- [Exercise goal]:
Select, from the material below, each line with "Conversation" in it.

- [Material to process]:

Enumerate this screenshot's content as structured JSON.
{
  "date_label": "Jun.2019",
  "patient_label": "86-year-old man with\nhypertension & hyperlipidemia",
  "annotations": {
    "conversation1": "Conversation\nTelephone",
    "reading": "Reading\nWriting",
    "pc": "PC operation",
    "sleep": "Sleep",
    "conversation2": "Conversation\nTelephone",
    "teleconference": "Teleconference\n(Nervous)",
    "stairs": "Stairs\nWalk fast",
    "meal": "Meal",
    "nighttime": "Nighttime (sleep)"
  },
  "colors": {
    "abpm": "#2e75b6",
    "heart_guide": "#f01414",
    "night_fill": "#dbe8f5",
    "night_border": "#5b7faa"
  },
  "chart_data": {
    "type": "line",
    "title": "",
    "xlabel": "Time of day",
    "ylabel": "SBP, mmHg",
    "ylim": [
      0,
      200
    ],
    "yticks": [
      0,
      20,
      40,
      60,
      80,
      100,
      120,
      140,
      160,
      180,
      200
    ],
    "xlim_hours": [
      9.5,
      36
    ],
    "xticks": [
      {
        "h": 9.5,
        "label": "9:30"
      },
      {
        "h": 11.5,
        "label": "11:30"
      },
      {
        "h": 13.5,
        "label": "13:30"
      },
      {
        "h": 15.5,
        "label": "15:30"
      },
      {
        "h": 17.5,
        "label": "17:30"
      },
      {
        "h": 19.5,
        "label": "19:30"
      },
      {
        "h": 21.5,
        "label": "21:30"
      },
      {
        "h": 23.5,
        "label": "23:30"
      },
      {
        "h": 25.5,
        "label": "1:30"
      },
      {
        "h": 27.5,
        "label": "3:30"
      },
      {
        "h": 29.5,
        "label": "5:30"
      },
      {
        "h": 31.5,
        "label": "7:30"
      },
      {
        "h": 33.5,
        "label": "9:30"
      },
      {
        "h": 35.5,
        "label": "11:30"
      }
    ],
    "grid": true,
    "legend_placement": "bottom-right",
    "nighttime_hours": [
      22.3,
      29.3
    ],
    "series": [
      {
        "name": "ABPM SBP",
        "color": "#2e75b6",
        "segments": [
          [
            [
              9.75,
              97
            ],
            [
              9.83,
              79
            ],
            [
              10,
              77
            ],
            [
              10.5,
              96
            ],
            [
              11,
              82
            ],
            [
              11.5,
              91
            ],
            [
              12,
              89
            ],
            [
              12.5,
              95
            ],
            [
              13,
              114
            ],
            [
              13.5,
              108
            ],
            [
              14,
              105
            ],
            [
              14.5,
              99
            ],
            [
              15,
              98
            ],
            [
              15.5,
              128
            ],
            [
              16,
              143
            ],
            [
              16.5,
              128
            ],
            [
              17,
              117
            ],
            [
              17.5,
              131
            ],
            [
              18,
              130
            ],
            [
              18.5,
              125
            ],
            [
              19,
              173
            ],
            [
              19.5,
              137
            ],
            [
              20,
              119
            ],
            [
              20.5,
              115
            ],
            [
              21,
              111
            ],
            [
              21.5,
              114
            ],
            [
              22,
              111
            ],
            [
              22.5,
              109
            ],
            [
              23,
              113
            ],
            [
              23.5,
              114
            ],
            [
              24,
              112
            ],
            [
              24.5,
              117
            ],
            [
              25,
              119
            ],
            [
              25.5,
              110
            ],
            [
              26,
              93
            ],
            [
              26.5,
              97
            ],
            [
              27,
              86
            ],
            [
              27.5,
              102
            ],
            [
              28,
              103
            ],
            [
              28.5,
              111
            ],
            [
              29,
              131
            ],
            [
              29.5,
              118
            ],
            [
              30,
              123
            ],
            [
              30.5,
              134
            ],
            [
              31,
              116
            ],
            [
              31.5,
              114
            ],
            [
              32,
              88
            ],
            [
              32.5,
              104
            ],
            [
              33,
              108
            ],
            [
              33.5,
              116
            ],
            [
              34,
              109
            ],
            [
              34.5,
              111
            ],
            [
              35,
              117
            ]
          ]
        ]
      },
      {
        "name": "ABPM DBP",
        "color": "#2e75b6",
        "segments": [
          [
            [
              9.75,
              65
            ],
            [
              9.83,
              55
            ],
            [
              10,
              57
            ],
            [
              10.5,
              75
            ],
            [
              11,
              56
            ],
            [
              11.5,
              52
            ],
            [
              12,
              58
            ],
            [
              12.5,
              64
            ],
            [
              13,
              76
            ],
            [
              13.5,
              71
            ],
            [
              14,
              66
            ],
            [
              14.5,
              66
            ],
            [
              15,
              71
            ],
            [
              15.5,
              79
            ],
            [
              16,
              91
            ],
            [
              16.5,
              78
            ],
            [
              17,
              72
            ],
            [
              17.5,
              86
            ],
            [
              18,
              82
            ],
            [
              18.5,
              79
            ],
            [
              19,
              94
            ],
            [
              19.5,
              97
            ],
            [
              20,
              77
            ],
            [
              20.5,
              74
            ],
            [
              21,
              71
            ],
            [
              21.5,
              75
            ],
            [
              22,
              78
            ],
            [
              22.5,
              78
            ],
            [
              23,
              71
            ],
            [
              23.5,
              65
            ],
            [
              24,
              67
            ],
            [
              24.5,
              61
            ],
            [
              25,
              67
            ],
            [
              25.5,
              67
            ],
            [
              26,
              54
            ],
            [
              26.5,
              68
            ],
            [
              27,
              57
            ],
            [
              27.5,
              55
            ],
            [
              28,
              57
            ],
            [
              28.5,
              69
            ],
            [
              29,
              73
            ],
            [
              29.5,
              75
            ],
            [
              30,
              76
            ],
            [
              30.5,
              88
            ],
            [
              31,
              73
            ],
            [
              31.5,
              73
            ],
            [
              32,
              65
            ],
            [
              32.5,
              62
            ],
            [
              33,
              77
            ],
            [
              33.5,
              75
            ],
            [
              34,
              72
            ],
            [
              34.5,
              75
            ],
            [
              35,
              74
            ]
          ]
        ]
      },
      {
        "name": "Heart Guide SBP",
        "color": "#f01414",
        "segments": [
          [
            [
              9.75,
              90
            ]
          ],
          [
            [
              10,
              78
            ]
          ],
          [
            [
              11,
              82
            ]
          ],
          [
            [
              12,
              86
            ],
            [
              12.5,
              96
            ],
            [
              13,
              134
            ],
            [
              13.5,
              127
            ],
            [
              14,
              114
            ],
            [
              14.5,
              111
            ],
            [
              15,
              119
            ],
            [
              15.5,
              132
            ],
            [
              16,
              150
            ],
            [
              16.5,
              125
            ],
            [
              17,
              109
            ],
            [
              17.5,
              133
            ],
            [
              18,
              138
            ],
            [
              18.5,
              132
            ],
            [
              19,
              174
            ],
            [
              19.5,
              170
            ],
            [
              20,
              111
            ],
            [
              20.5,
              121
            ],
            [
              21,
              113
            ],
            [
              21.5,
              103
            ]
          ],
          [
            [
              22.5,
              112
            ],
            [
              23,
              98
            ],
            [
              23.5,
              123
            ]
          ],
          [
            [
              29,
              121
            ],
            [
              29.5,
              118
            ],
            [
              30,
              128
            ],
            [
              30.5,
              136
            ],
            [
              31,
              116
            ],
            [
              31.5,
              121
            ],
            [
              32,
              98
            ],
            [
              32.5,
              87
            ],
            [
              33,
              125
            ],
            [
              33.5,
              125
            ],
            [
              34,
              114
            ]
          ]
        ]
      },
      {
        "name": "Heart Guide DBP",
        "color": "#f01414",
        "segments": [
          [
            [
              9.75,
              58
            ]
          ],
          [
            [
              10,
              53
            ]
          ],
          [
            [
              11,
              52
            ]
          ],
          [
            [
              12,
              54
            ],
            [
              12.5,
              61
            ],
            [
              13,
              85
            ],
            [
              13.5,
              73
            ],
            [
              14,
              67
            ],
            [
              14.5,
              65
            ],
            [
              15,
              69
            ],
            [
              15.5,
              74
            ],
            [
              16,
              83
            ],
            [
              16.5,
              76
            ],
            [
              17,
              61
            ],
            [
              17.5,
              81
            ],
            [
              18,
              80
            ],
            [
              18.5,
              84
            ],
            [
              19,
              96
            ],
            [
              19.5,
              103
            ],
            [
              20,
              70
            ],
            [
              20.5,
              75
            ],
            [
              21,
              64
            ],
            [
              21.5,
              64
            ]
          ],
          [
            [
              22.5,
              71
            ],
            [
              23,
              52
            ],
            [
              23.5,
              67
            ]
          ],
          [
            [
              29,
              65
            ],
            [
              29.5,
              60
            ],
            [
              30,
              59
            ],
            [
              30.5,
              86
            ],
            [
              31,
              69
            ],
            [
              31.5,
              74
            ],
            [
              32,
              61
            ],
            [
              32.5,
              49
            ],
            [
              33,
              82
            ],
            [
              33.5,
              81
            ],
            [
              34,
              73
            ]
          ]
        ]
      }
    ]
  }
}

- [Written reply]:
    "conversation1": "Conversation\nTelephone",
    "conversation2": "Conversation\nTelephone",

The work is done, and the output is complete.